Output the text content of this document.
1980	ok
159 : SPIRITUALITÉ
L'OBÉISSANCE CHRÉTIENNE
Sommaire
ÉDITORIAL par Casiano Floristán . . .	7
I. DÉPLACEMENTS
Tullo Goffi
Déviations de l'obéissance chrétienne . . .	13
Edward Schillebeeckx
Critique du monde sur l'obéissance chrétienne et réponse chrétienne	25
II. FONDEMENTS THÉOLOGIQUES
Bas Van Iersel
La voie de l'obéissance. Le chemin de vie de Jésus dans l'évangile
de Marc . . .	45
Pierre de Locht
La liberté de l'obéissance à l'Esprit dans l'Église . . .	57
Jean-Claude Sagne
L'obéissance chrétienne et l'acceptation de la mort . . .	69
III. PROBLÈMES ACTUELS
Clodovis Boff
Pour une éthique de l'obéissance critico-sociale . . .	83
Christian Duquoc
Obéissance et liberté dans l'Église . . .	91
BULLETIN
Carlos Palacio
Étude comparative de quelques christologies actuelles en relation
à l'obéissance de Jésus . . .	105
...
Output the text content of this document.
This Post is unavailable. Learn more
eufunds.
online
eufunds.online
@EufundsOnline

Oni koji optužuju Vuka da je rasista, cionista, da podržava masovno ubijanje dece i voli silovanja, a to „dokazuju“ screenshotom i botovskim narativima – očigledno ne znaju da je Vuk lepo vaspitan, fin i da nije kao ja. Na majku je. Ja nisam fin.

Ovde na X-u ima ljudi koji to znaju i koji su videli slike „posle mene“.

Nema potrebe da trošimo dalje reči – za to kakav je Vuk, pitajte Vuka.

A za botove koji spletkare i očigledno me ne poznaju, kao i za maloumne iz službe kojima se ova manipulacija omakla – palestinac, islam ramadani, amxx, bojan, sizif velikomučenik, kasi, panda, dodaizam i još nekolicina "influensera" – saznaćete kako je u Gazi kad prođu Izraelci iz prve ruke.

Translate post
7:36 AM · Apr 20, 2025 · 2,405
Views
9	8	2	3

TASK INSTRUCTIONS.
Pick out all the lines with the word "dans" in them and copy them.

FINAL RESULT.
La voie de l'obéissance. Le chemin de vie de Jésus dans l'évangile
La liberté de l'obéissance à l'Esprit dans l'Église . . .	57
Obéissance et liberté dans l'Église . . .	91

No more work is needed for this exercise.